--- START Exercise inputs ---

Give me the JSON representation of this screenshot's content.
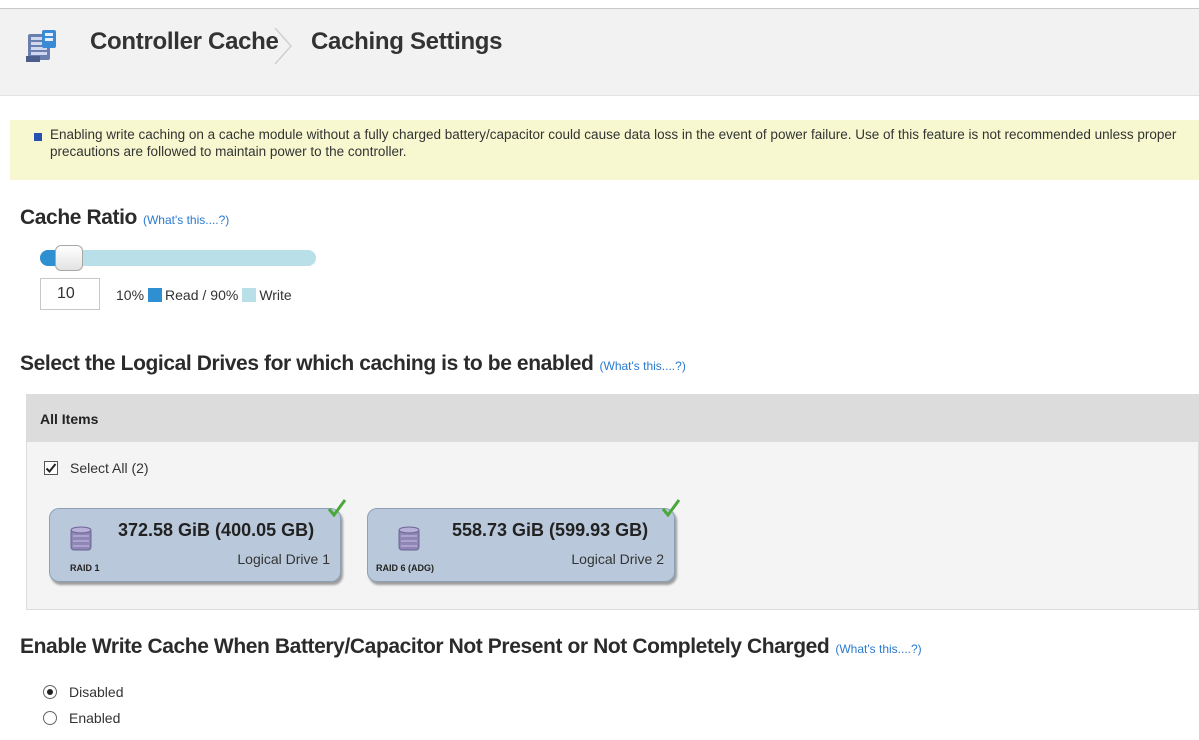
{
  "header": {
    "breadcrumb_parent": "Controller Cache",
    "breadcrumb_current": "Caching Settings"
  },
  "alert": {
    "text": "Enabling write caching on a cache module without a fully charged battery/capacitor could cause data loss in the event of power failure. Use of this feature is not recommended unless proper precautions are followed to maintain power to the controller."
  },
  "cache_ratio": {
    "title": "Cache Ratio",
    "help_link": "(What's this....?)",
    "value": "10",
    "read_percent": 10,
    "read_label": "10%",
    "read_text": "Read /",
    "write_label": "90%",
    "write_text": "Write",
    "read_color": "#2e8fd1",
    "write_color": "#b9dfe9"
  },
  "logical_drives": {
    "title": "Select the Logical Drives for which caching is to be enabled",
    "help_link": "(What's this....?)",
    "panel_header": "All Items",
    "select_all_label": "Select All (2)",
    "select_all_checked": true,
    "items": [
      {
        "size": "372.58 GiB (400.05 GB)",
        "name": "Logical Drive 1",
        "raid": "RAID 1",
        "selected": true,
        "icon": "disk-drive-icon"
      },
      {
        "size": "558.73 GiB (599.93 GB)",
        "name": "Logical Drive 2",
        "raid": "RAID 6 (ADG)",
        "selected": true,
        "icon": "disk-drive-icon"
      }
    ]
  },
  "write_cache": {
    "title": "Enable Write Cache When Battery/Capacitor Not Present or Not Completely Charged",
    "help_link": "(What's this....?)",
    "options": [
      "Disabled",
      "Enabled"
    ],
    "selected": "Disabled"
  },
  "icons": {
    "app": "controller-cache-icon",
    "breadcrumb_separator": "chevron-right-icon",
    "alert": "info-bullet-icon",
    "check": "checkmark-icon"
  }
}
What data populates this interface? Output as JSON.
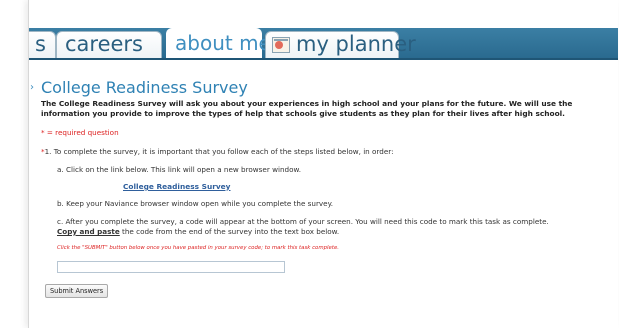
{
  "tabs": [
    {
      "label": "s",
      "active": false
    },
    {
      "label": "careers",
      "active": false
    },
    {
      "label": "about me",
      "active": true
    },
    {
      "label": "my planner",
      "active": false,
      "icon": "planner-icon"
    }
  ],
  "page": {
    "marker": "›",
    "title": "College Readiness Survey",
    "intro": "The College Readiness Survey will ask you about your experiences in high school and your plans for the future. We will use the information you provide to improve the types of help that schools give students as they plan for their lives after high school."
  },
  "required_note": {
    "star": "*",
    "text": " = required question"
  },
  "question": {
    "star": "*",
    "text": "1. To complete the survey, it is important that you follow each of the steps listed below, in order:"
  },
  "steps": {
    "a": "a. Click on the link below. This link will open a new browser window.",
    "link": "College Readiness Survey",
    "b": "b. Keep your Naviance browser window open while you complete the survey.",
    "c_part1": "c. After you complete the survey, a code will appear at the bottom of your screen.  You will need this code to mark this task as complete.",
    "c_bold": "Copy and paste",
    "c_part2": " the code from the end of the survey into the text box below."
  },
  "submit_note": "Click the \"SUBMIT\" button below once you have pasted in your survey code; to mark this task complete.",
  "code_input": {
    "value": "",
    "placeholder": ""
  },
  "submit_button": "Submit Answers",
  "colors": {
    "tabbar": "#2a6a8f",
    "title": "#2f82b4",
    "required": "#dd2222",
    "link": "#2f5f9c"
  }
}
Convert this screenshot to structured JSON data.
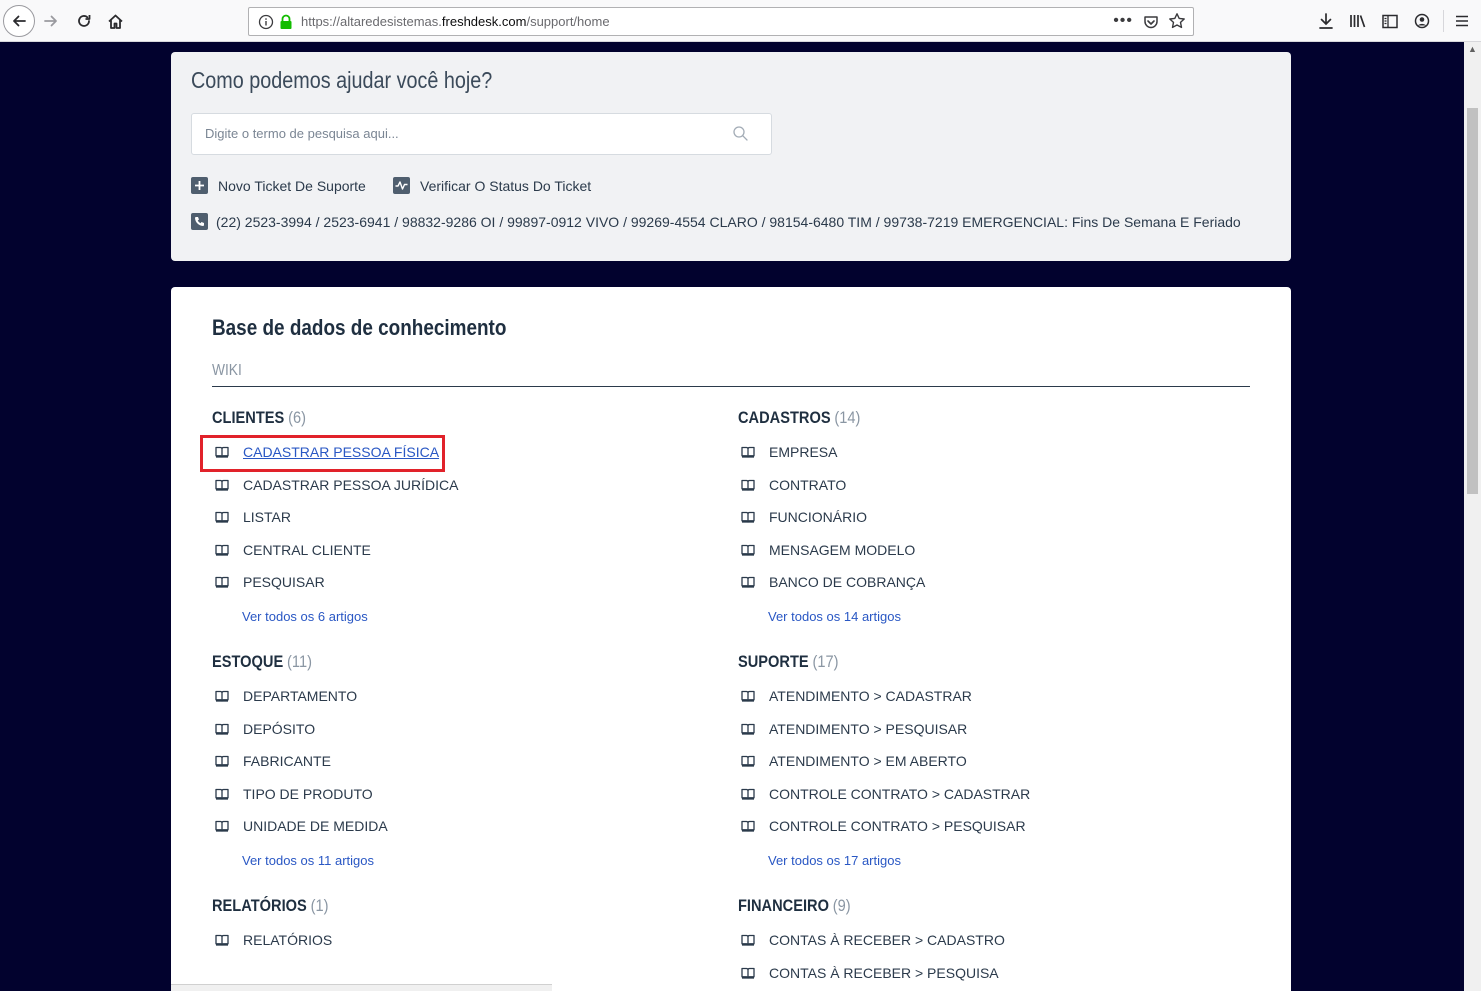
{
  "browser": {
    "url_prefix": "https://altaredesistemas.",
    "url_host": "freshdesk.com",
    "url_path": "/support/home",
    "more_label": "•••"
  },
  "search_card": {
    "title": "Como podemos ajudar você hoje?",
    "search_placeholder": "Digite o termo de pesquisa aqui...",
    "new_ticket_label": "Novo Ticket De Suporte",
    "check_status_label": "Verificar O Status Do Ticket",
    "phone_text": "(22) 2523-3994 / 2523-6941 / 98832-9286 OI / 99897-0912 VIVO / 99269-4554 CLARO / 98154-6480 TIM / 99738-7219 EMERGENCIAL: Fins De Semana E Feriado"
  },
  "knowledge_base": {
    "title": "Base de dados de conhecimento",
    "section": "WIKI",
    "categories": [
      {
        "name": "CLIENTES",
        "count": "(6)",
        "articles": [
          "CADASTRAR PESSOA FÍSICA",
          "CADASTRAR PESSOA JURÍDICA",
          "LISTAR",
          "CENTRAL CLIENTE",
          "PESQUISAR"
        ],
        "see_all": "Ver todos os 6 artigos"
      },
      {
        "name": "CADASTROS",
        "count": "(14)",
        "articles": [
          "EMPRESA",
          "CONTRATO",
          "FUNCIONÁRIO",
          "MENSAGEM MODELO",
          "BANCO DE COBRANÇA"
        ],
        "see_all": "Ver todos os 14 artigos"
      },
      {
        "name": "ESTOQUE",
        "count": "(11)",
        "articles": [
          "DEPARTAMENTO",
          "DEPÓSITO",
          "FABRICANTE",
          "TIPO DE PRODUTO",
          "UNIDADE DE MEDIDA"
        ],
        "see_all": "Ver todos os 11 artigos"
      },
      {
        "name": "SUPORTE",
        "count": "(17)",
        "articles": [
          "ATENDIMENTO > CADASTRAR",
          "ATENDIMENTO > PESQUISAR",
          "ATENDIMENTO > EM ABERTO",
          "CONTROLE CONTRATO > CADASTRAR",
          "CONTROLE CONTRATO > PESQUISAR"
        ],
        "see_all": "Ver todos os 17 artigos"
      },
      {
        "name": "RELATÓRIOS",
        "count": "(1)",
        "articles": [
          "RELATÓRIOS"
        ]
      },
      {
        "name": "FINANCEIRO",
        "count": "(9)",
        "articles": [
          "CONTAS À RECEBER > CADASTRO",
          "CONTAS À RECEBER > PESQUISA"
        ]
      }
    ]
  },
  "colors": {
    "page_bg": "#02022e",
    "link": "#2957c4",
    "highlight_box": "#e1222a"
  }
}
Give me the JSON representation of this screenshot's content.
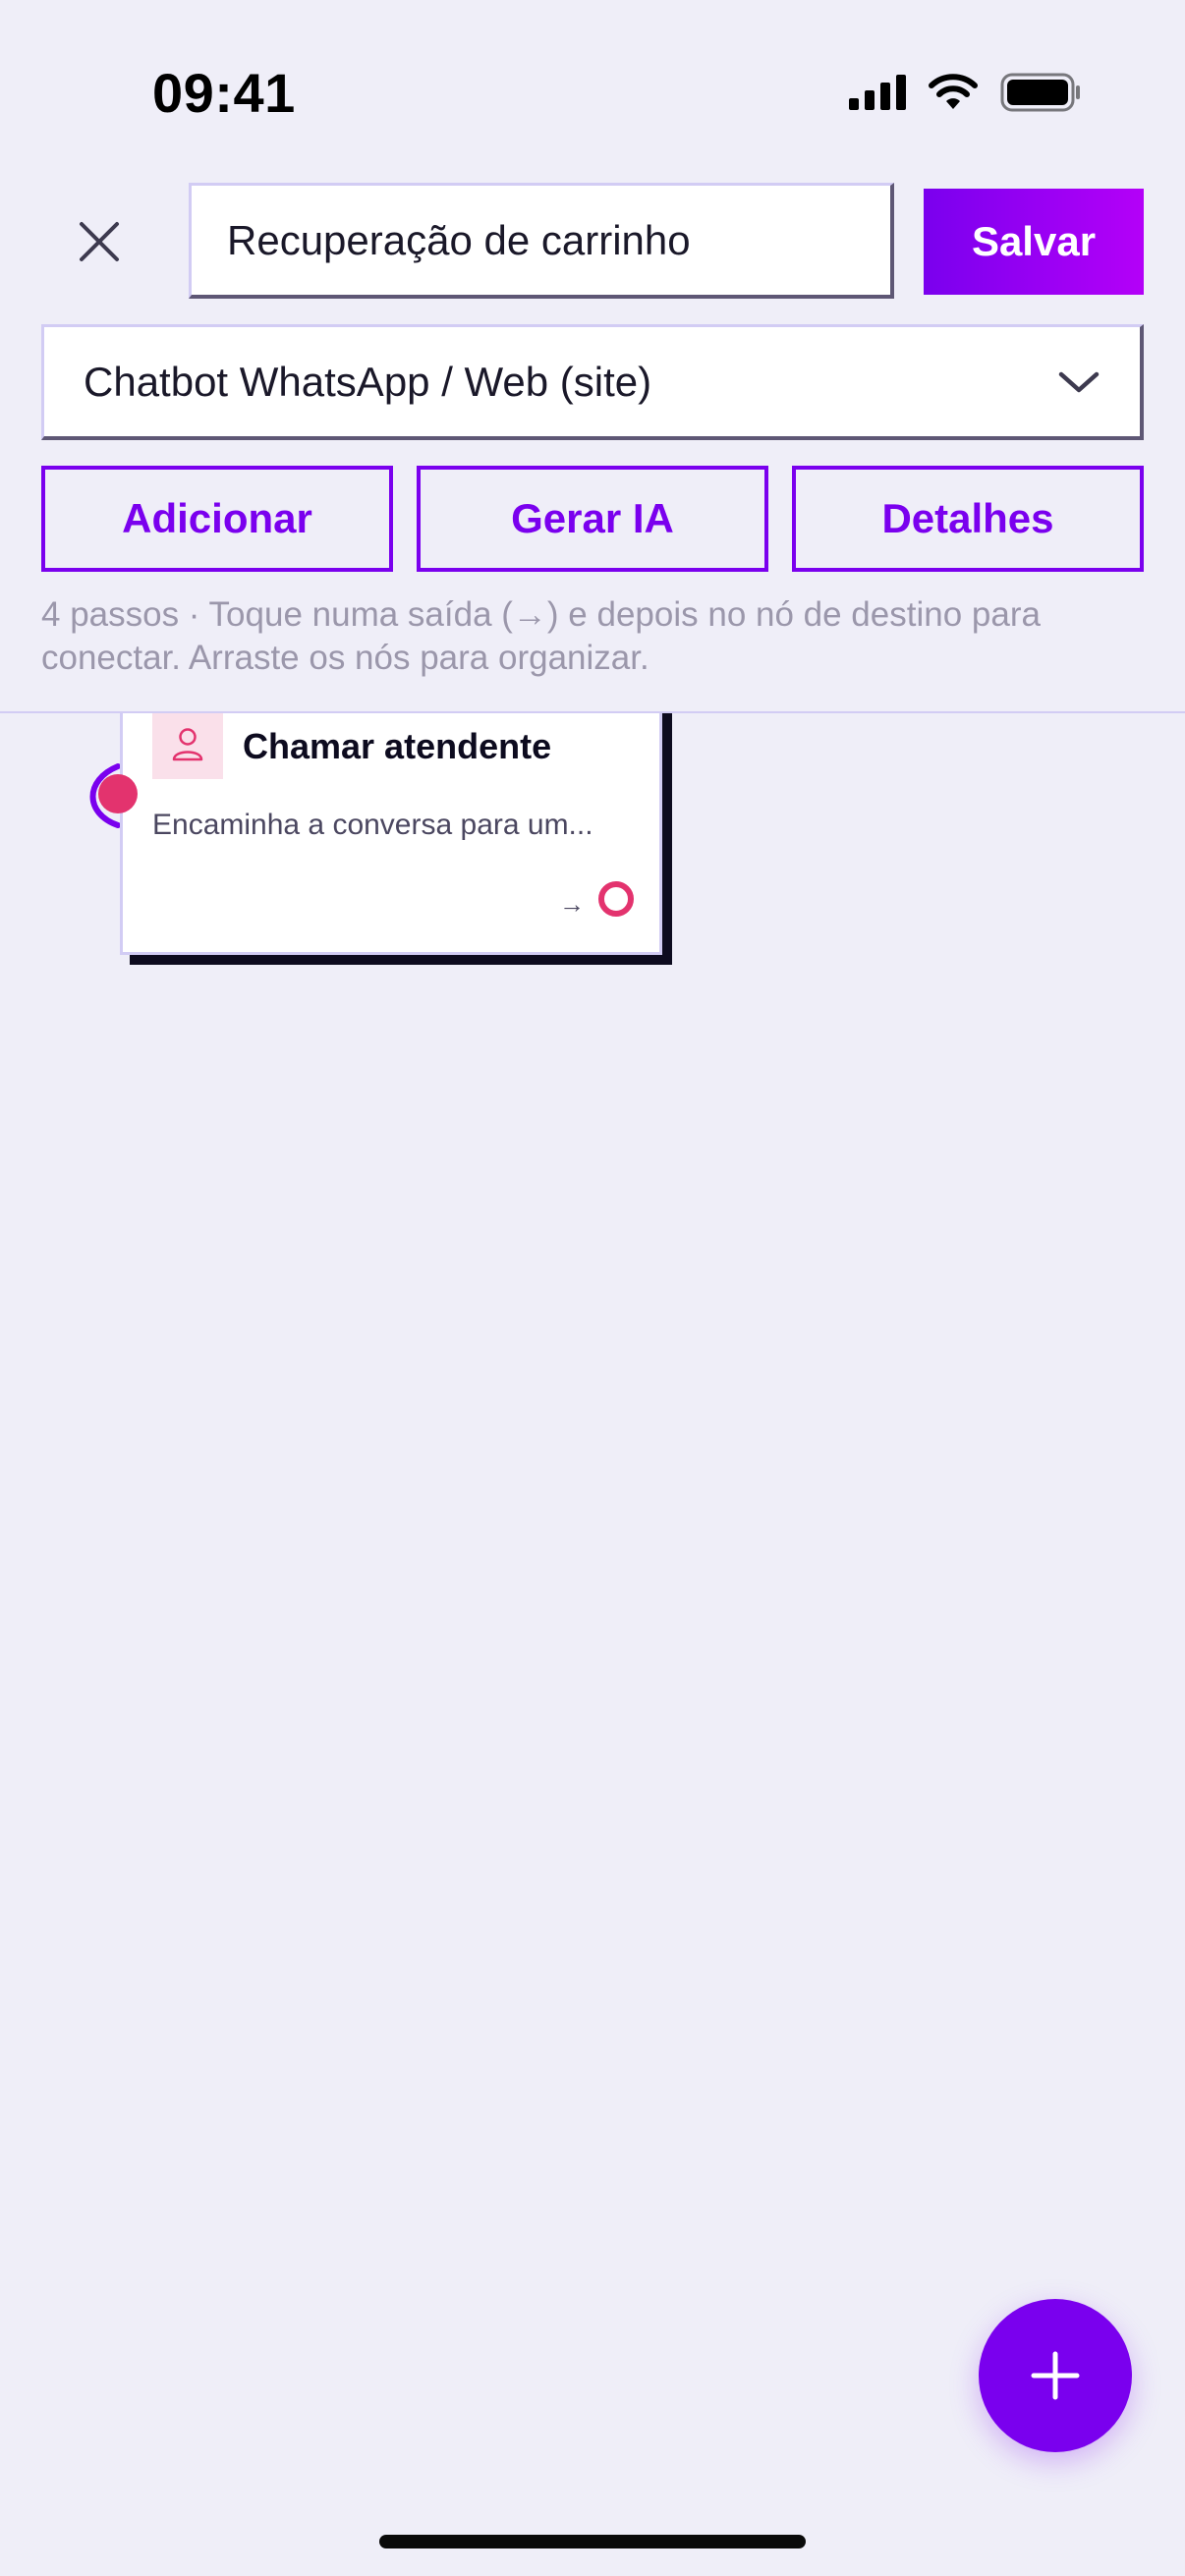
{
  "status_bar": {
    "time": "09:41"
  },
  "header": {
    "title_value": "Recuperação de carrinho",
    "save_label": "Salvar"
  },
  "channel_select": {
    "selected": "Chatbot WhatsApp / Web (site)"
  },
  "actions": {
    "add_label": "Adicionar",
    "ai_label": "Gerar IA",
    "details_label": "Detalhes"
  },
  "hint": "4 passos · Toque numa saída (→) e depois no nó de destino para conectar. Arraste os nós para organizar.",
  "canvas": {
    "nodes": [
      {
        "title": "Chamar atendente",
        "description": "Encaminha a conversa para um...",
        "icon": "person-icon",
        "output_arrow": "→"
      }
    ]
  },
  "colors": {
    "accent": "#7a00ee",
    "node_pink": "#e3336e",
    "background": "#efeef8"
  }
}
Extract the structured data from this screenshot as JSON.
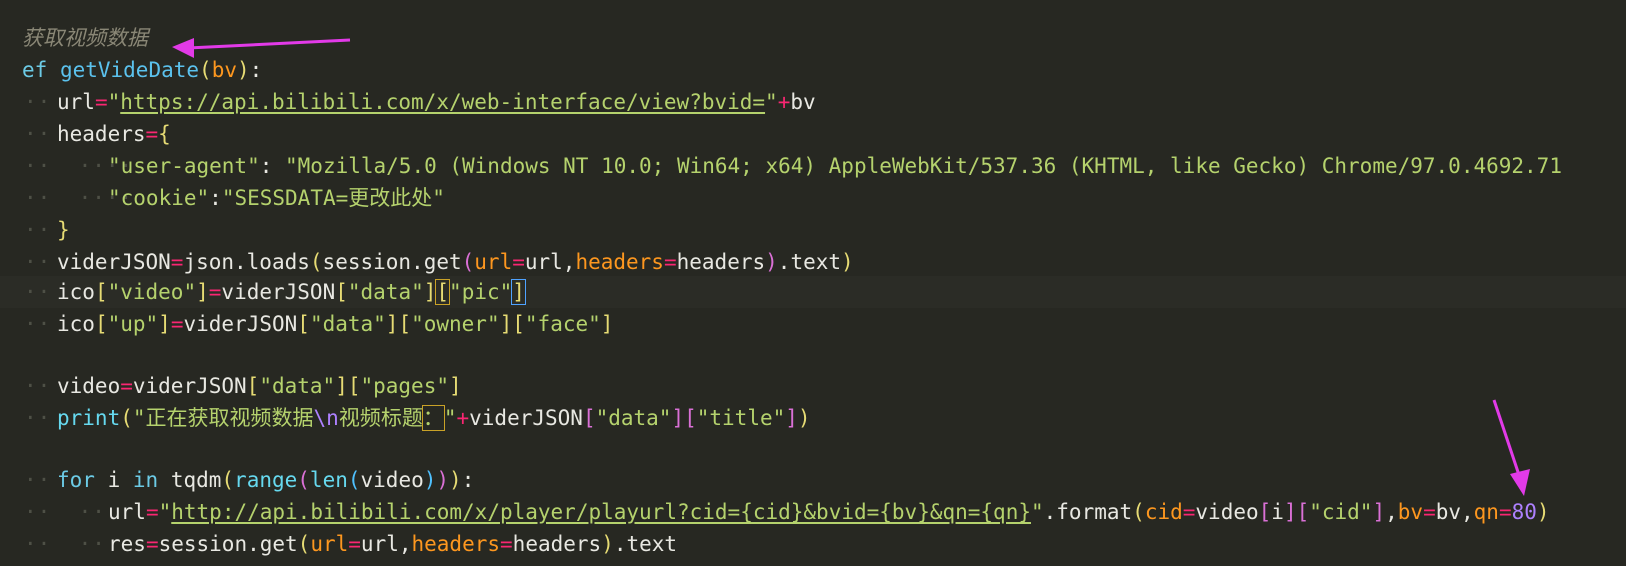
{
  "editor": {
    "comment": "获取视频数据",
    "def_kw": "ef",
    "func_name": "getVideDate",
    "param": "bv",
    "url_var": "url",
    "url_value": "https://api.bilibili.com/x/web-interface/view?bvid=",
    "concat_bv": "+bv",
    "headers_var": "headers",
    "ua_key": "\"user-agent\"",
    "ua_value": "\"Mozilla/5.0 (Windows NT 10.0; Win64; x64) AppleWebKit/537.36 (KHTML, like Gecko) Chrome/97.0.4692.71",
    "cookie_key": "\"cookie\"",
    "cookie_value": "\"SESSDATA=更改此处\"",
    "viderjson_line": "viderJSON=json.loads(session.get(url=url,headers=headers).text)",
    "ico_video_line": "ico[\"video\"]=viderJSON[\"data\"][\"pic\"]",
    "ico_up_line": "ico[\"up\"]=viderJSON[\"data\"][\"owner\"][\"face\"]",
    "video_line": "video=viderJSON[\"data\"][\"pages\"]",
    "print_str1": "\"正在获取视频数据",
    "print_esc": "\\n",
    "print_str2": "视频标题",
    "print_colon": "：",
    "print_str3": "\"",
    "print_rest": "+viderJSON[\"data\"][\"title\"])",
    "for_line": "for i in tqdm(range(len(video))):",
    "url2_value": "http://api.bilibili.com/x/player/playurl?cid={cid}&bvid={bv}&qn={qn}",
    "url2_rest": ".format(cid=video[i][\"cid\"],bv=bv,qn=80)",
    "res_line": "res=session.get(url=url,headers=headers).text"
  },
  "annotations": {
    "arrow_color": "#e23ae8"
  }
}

--- END Exercise inputs ---

» **Set task**: Pick out each line in the material containing "open".

» **Answer to this problem**:
    "a": "a. Click on the link below. This link will open a new browser window.",
    "b": "b. Keep your Naviance browser window open while you complete the survey.",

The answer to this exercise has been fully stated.